-- Written request --
Lines from the one containing "What text is on this page?" through the end of the data are to be returned exactly, and no others.

-- Collected data entries --
____________

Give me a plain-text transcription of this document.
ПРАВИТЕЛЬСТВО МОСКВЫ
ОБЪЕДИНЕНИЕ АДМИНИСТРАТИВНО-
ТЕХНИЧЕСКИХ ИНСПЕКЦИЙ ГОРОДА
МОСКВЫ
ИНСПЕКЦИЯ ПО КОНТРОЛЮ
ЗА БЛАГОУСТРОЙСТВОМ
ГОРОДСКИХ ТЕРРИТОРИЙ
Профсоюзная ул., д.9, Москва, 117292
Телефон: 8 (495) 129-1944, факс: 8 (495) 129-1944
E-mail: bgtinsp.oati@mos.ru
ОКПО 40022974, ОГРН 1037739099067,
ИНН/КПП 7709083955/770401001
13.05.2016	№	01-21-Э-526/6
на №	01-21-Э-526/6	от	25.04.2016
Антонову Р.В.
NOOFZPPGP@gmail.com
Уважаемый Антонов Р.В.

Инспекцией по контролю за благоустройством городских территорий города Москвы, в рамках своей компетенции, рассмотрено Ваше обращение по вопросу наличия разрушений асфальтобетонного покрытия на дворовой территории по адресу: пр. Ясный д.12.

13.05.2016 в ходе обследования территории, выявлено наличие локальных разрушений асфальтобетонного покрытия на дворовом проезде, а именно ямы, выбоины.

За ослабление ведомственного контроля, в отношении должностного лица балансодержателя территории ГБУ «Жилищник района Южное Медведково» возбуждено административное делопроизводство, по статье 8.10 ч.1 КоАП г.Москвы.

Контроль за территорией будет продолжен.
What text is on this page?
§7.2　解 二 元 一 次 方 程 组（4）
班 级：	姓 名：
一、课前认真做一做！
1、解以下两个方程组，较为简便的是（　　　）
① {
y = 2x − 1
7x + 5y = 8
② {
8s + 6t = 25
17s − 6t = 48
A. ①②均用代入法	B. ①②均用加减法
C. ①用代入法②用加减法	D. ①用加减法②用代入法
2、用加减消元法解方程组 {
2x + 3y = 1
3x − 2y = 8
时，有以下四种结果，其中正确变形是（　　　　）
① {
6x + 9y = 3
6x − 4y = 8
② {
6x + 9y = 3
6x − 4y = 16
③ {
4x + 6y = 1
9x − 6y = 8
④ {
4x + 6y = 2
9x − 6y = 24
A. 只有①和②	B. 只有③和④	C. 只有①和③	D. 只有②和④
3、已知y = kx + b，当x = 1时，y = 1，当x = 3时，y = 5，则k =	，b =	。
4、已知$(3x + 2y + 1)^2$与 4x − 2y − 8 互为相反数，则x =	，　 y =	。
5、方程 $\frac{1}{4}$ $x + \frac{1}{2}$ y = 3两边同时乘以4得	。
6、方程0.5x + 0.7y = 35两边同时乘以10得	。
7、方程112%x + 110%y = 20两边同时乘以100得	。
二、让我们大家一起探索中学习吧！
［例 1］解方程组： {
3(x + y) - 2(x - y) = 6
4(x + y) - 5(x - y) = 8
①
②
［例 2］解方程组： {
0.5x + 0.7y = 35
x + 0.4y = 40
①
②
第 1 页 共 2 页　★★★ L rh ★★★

____________

-- Exercise result --
What text is on this page?
§7.2　解 二 元 一 次 方 程 组（4）
班 级：	姓 名：
一、课前认真做一做！
1、解以下两个方程组，较为简便的是（　　　）
① {
y = 2x − 1
7x + 5y = 8
② {
8s + 6t = 25
17s − 6t = 48
A. ①②均用代入法	B. ①②均用加减法
C. ①用代入法②用加减法	D. ①用加减法②用代入法
2、用加减消元法解方程组 {
2x + 3y = 1
3x − 2y = 8
时，有以下四种结果，其中正确变形是（　　　　）
① {
6x + 9y = 3
6x − 4y = 8
② {
6x + 9y = 3
6x − 4y = 16
③ {
4x + 6y = 1
9x − 6y = 8
④ {
4x + 6y = 2
9x − 6y = 24
A. 只有①和②	B. 只有③和④	C. 只有①和③	D. 只有②和④
3、已知y = kx + b，当x = 1时，y = 1，当x = 3时，y = 5，则k =	，b =	。
4、已知$(3x + 2y + 1)^2$与 4x − 2y − 8 互为相反数，则x =	，　 y =	。
5、方程 $\frac{1}{4}$ $x + \frac{1}{2}$ y = 3两边同时乘以4得	。
6、方程0.5x + 0.7y = 35两边同时乘以10得	。
7、方程112%x + 110%y = 20两边同时乘以100得	。
二、让我们大家一起探索中学习吧！
［例 1］解方程组： {
3(x + y) - 2(x - y) = 6
4(x + y) - 5(x - y) = 8
①
②
［例 2］解方程组： {
0.5x + 0.7y = 35
x + 0.4y = 40
①
②
第 1 页 共 2 页　★★★ L rh ★★★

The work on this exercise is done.